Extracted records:
================================
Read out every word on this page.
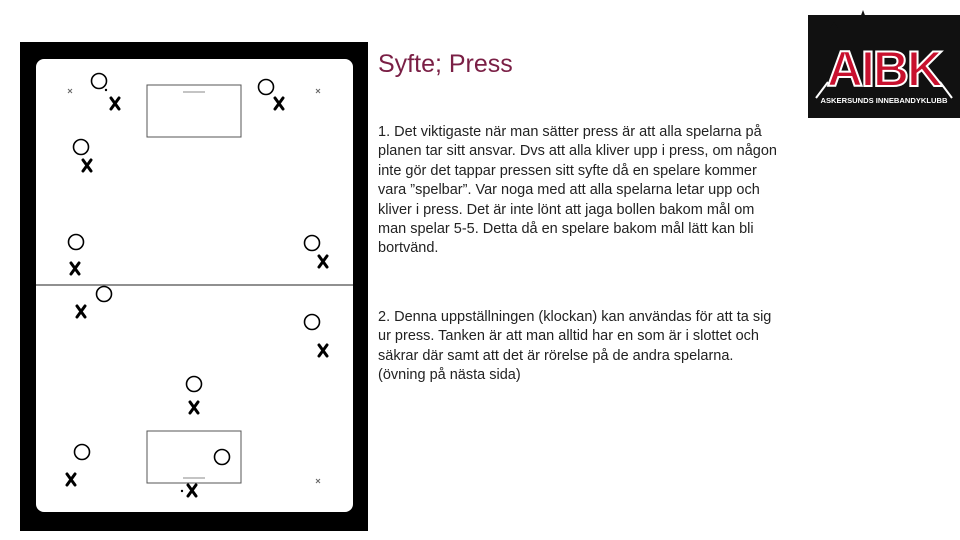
Syfte; Press

1. Det viktigaste när man sätter press är att alla spelarna på planen tar sitt ansvar. Dvs att alla kliver upp i press, om någon inte gör det tappar pressen sitt syfte då en spelare kommer vara ”spelbar”. Var noga med att alla spelarna letar upp och kliver i press. Det är inte lönt att jaga bollen bakom mål om man spelar 5-5. Detta då en spelare bakom mål lätt kan bli bortvänd.

2. Denna uppställningen (klockan) kan användas för att ta sig ur press. Tanken är att man alltid har en som är i slottet och säkrar där samt att det är rörelse på de andra spelarna.
(övning på nästa sida)

AIBK
ASKERSUNDS INNEBANDYKLUBB
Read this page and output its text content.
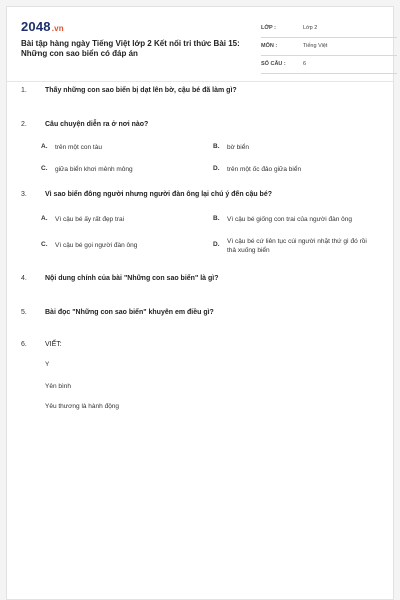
2048.vn
Bài tập hàng ngày Tiếng Việt lớp 2 Kết nối tri thức Bài 15: Những con sao biển có đáp án
LỚP :	Lớp 2
MÔN :	Tiếng Việt
SỐ CÂU :	6
1.	Thấy những con sao biển bị dạt lên bờ, cậu bé đã làm gì?
2.	Câu chuyện diễn ra ở nơi nào?
A. trên một con tàu	B. bờ biển
C. giữa biển khơi mênh mông	D. trên một ốc đảo giữa biển
3.	Vì sao biển đông người nhưng người đàn ông lại chú ý đến cậu bé?
A. Vì cậu bé ấy rất đẹp trai	B. Vì cậu bé giống con trai của người đàn ông
C. Vì cậu bé gọi người đàn ông	D. Vì cậu bé cứ liên tục cúi người nhặt thứ gì đó rồi thả xuống biển
4.	Nội dung chính của bài "Những con sao biển" là gì?
5.	Bài đọc "Những con sao biển" khuyên em điều gì?
6.	VIẾT:
Y
Yên bình
Yêu thương là hành động
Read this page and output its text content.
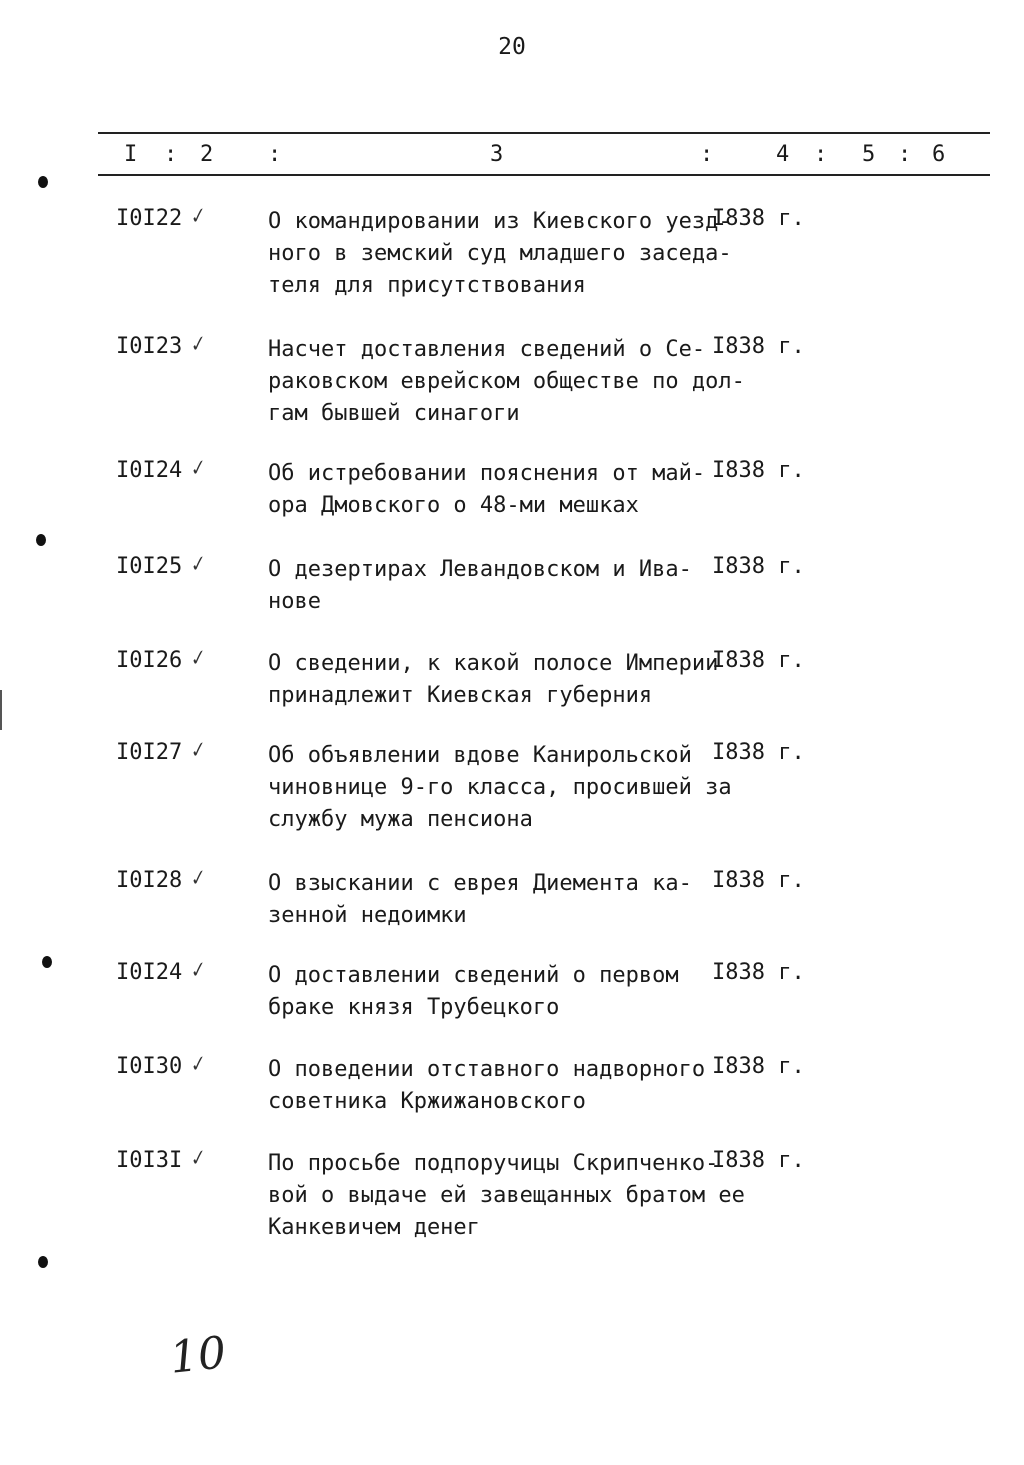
20
I : 2 :	3	:	4 : 5 : 6
I0I22 ✓	О командировании из Киевского уезд-
ного в земский суд младшего заседа-
теля для присутствования
I838 г.
I0I23 ✓	Насчет доставления сведений о Се-
раковском еврейском обществе по дол-
гам бывшей синагоги
I838 г.
I0I24 ✓	Об истребовании пояснения от май-
ора Дмовского о 48-ми мешках
I838 г.
I0I25 ✓	О дезертирах Левандовском и Ива-
нове
I838 г.
I0I26 ✓	О сведении, к какой полосе Империи
принадлежит Киевская губерния
I838 г.
I0I27 ✓	Об объявлении вдове Канирольской
чиновнице 9-го класса, просившей за
службу мужа пенсиона
I838 г.
I0I28 ✓	О взыскании с еврея Диемента ка-
зенной недоимки
I838 г.
I0I24 ✓	О доставлении сведений о первом
браке князя Трубецкого
I838 г.
I0I30 ✓	О поведении отставного надворного
советника Кржижановского
I838 г.
I0I3I ✓	По просьбе подпоручицы Скрипченко-
вой о выдаче ей завещанных братом ее
Канкевичем денег
I838 г.
10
================================
● WHAT YOU HAVE TO DO: For the data above, state how many lines contain "Tiếng"; the number is the whole answer.

● TASK RESULT: 2